Work instructions
Go through the listing and return every line with "true" in it.

_ _ _ _

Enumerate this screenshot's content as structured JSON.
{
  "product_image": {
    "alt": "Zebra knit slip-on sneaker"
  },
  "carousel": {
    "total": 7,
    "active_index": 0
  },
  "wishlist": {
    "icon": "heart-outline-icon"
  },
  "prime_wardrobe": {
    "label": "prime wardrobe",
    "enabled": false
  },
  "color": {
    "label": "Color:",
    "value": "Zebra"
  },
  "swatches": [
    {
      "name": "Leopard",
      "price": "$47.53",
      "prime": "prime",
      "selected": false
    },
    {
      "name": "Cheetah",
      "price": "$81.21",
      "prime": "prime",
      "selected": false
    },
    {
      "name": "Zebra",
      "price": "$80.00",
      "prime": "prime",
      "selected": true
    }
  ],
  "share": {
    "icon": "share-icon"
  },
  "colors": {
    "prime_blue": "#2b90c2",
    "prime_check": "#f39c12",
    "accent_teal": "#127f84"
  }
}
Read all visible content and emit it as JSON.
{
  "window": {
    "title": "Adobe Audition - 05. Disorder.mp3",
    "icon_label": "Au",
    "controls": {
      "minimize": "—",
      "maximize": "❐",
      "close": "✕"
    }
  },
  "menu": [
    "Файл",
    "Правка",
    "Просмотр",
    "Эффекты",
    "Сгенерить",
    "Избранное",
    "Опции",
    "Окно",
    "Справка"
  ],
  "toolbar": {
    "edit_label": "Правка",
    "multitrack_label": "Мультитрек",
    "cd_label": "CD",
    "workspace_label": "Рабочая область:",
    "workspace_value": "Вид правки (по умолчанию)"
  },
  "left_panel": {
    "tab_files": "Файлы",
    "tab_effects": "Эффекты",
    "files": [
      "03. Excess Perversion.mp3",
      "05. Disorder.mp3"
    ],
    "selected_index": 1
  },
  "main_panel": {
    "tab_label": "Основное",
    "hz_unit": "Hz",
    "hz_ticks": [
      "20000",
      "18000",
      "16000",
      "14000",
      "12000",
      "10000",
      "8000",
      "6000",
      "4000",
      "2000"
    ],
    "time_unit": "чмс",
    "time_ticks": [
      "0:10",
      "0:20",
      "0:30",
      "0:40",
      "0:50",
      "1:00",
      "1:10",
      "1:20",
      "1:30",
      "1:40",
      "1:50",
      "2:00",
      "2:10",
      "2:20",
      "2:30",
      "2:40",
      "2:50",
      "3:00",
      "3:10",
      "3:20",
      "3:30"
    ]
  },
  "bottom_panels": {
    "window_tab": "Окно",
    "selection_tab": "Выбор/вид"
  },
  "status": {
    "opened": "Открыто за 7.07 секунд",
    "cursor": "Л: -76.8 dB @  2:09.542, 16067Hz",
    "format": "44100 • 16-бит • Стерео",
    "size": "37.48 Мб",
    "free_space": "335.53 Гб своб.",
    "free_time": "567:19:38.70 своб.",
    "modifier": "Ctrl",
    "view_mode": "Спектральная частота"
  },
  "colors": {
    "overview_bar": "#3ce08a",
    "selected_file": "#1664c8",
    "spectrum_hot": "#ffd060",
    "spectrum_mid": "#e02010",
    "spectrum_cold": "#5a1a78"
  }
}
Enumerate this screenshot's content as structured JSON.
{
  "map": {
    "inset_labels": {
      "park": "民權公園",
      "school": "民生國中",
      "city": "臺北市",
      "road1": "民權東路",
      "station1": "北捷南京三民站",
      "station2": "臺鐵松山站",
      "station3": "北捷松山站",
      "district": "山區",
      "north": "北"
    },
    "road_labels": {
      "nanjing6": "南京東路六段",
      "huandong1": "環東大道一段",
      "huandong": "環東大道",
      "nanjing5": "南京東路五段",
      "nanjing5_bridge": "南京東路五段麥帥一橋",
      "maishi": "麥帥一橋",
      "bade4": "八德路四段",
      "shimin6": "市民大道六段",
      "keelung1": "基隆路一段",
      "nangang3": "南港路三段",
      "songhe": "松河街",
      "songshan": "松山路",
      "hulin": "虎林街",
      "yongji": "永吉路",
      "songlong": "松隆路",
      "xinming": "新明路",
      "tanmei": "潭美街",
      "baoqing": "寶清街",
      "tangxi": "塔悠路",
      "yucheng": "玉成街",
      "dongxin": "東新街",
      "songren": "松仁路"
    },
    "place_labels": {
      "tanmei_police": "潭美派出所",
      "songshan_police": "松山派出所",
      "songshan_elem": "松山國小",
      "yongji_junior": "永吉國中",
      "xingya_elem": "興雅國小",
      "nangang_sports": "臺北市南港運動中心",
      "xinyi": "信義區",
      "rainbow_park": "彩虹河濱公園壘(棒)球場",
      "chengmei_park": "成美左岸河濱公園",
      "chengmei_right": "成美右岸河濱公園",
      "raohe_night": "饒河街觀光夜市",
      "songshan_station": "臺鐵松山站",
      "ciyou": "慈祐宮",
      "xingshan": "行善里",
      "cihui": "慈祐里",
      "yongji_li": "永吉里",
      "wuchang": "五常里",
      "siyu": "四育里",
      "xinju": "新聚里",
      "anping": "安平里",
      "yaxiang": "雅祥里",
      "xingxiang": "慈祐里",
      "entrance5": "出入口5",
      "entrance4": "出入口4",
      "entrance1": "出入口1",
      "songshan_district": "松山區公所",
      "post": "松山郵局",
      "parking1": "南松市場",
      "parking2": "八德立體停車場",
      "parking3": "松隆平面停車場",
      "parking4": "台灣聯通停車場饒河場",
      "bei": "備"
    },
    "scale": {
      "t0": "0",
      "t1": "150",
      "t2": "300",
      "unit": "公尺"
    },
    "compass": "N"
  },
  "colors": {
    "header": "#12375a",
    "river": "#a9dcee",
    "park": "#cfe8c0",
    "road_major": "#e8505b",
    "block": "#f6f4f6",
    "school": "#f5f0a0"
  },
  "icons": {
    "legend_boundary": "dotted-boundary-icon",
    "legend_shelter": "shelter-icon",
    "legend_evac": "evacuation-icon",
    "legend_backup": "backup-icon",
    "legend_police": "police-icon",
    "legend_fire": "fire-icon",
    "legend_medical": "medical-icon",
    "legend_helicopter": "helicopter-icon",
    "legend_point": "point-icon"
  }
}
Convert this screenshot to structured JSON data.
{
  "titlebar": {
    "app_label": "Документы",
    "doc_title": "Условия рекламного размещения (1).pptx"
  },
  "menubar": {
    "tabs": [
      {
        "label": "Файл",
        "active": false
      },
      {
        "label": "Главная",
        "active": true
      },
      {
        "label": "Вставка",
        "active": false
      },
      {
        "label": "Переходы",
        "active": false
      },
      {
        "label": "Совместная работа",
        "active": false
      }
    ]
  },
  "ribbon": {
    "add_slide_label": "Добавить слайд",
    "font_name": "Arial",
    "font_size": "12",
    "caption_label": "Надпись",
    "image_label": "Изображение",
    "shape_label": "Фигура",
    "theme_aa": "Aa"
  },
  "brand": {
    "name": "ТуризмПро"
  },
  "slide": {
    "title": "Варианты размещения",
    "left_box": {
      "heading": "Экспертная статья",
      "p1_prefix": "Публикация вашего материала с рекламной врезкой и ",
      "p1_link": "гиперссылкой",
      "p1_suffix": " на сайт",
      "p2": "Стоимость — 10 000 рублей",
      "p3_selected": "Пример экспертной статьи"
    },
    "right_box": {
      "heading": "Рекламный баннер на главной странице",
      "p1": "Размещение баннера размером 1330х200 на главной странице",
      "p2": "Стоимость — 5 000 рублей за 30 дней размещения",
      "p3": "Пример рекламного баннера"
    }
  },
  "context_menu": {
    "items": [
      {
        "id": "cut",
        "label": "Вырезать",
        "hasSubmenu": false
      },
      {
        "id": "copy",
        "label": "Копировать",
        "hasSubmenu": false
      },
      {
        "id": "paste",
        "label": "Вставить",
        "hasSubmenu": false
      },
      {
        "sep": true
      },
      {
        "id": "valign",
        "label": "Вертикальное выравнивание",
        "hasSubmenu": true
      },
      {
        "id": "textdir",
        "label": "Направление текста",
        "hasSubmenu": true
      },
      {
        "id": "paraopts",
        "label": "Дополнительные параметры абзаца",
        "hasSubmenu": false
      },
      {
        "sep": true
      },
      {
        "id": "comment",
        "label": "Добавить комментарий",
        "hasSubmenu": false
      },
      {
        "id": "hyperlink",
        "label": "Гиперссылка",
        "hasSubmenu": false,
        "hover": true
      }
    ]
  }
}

_ _ _ _

Answer for the task
      "selected": true
        "active": true
        "sep": true
        "hasSubmenu": true
        "hasSubmenu": true
        "sep": true
        "hover": true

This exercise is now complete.